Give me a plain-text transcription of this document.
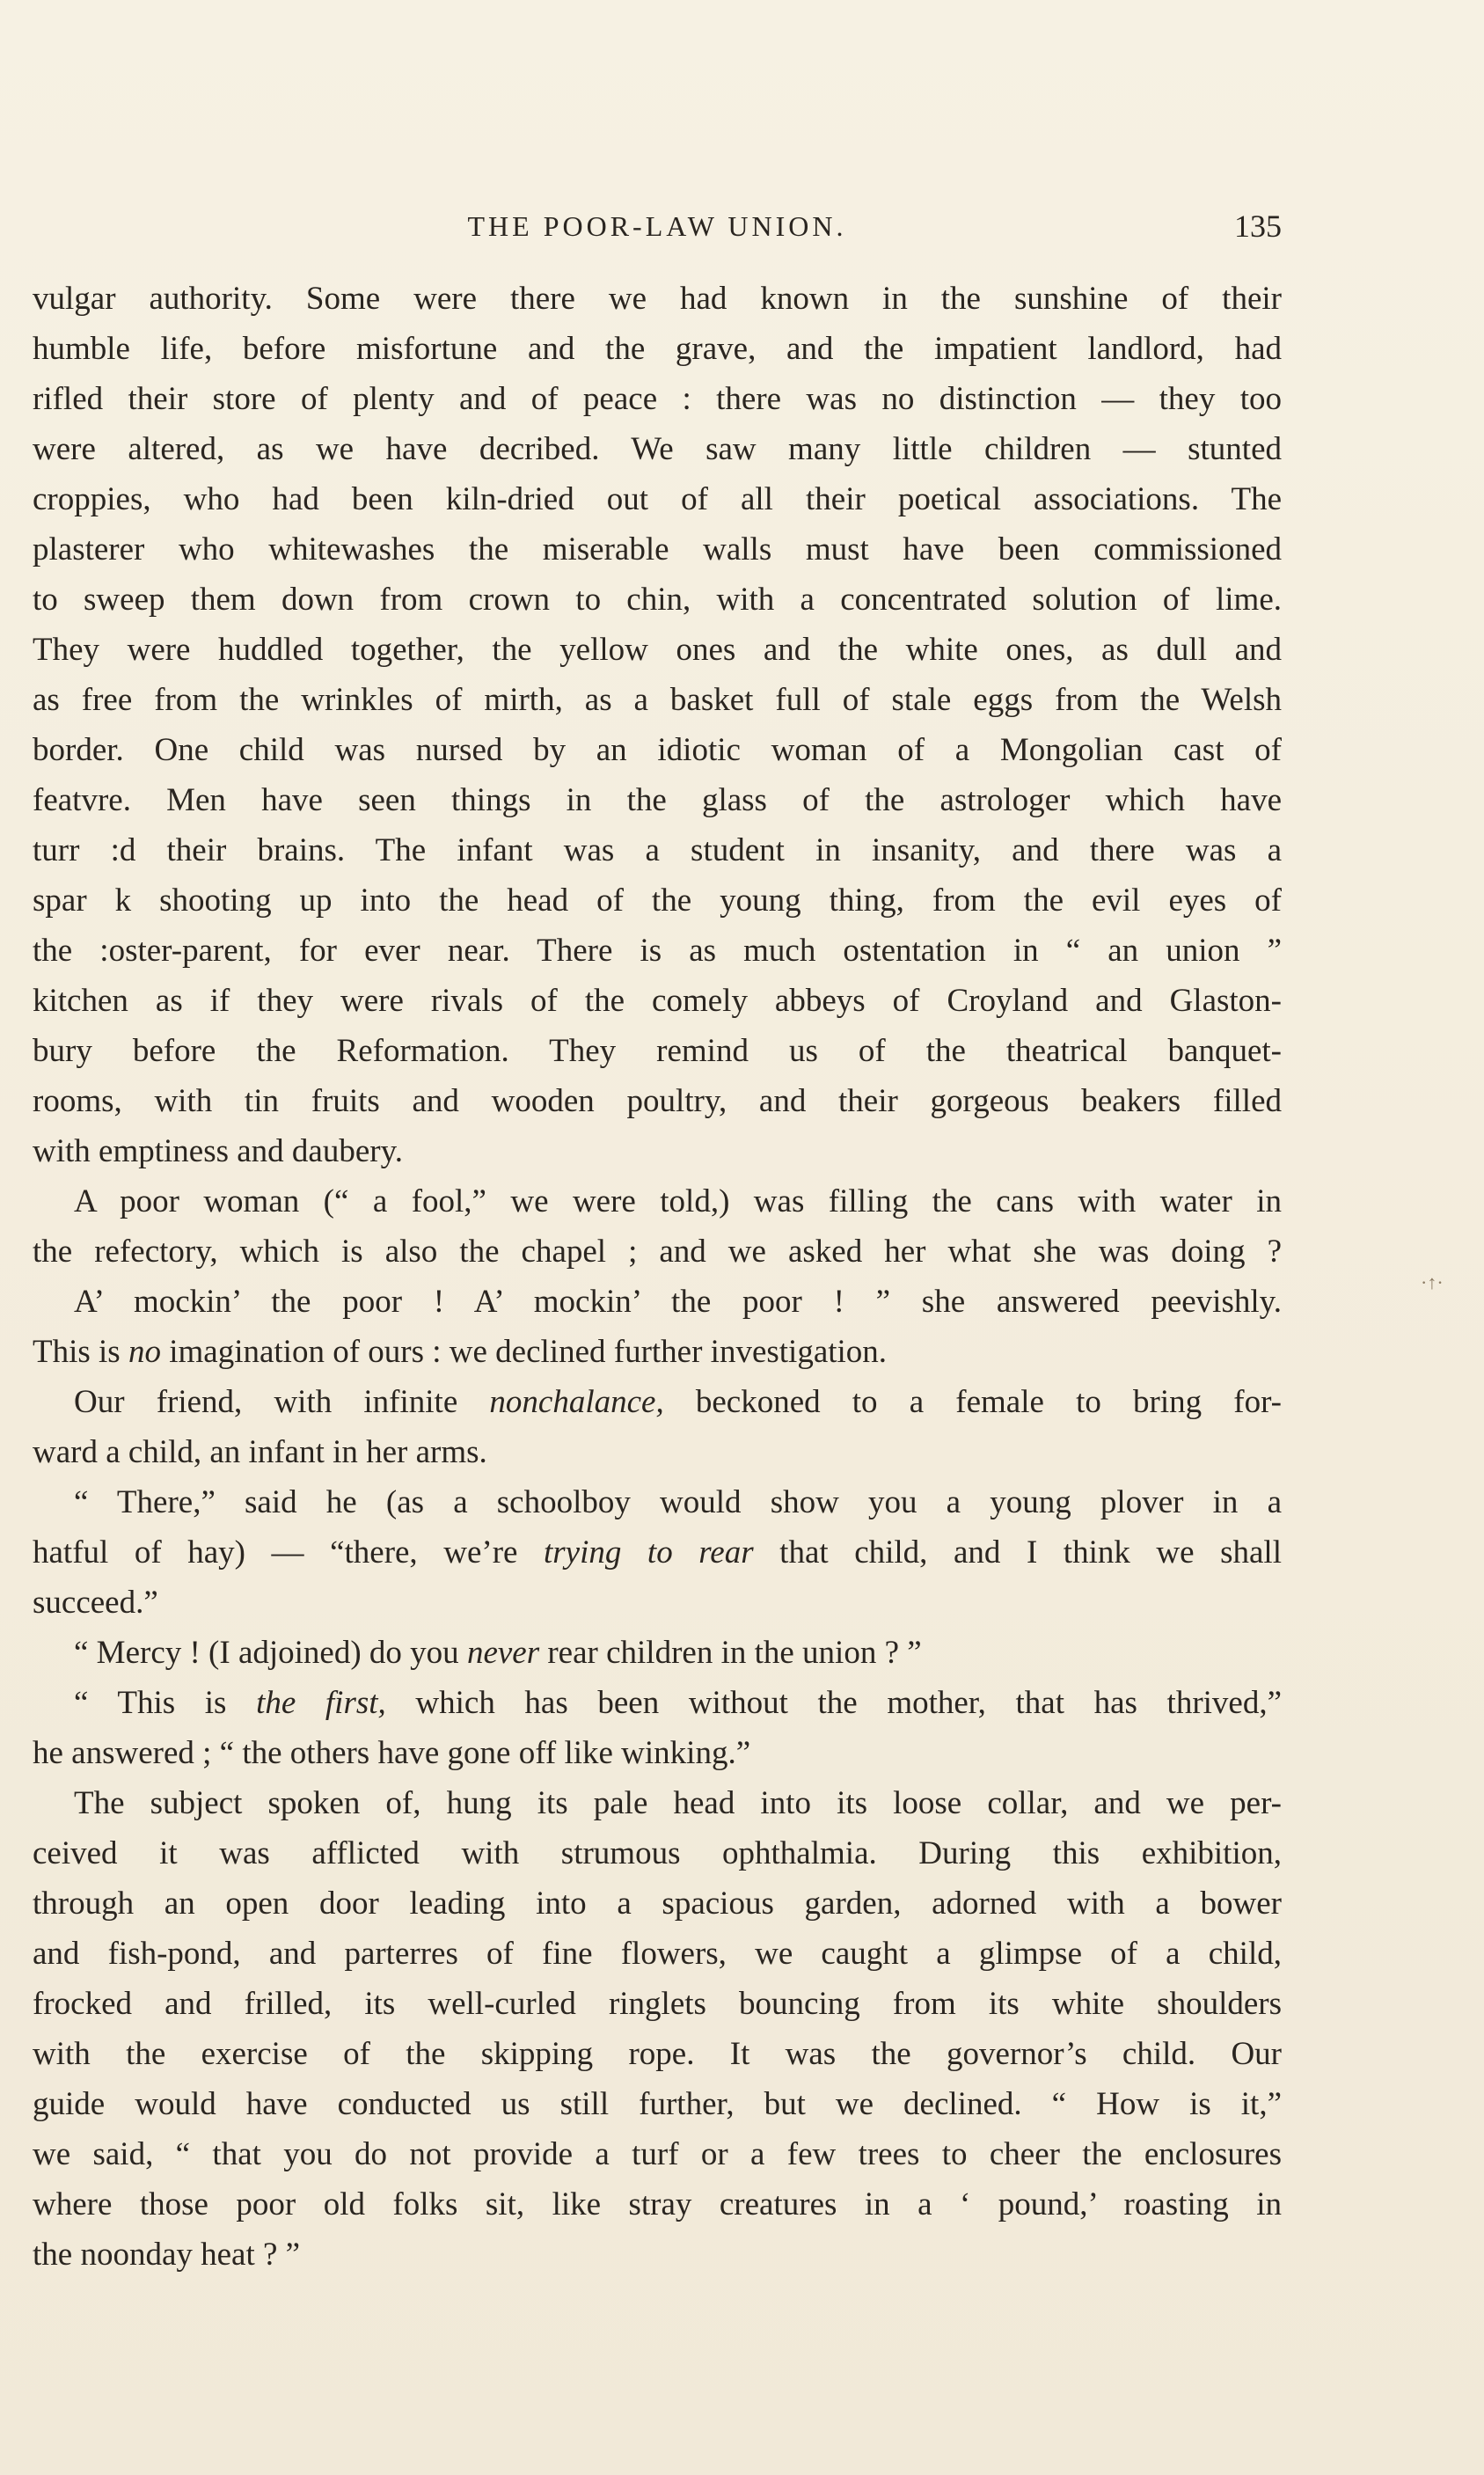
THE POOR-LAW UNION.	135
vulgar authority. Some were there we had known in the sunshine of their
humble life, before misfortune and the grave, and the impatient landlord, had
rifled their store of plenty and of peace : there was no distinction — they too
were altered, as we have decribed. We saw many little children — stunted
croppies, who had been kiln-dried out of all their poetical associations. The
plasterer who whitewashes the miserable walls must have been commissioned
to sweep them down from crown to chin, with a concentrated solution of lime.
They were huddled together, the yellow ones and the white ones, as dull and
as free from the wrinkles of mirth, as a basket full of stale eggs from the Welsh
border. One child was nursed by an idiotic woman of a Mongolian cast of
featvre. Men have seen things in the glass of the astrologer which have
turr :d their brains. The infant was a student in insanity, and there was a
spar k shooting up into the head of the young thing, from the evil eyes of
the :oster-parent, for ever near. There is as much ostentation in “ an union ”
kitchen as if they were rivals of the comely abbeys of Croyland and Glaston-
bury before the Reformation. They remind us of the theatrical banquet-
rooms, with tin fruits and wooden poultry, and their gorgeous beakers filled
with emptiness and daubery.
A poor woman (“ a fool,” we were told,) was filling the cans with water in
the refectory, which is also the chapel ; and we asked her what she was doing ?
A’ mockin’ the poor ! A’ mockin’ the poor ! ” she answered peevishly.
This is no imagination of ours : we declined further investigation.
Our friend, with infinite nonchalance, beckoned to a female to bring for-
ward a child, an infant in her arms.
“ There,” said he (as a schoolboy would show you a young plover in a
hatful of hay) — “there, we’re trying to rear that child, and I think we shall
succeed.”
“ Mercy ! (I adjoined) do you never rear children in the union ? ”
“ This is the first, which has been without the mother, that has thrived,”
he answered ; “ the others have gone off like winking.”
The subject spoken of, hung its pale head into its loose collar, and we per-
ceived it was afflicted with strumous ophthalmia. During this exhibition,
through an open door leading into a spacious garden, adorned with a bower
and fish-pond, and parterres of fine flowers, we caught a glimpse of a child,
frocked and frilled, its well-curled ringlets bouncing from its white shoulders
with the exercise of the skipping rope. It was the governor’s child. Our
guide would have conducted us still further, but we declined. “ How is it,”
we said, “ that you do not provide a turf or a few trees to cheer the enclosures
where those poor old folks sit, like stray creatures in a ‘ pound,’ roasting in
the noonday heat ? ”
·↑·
--- --- ---
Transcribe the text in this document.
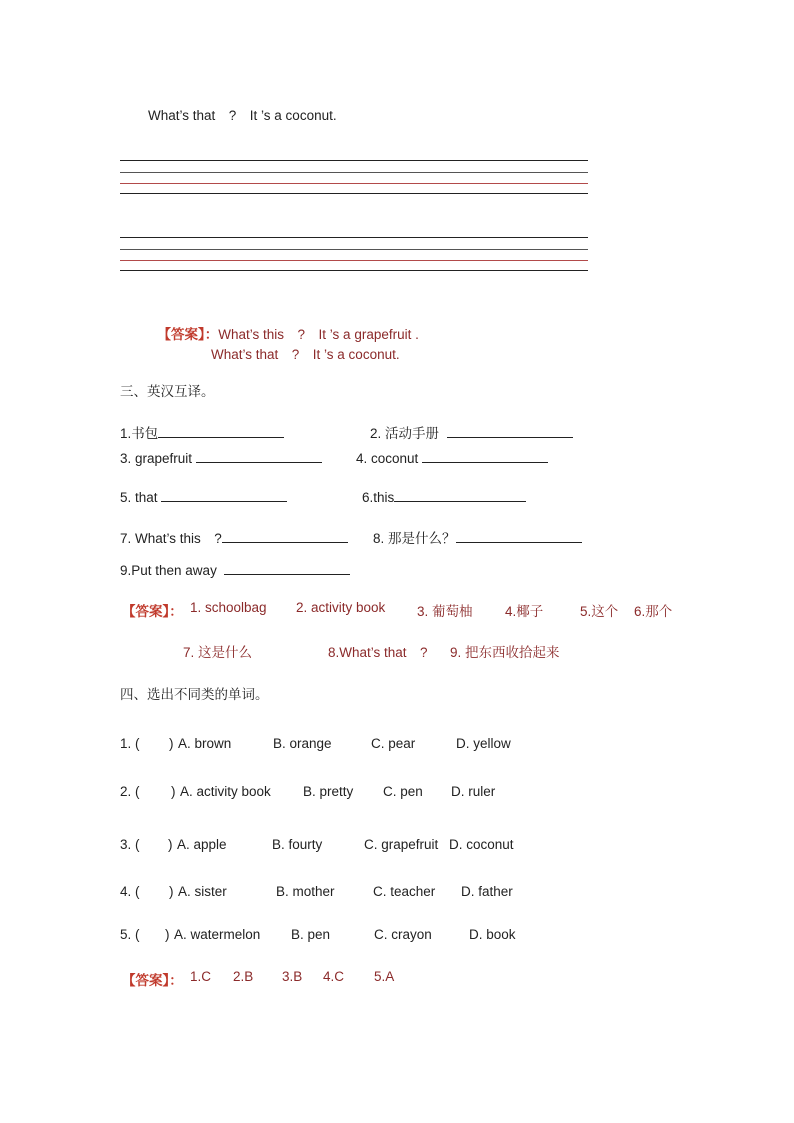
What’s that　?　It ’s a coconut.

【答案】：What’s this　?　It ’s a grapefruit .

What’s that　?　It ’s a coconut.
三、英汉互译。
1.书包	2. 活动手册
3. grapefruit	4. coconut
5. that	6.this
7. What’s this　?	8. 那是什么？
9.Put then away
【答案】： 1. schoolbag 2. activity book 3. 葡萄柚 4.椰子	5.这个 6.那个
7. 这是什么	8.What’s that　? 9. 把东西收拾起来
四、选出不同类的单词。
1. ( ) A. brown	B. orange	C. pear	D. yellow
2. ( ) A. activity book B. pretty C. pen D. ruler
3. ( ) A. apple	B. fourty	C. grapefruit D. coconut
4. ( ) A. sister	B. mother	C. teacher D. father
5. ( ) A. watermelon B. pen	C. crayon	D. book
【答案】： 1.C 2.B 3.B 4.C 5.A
--- --- ---
State how many lines of the listing include "document", and nothing more.

**Completed task:**
2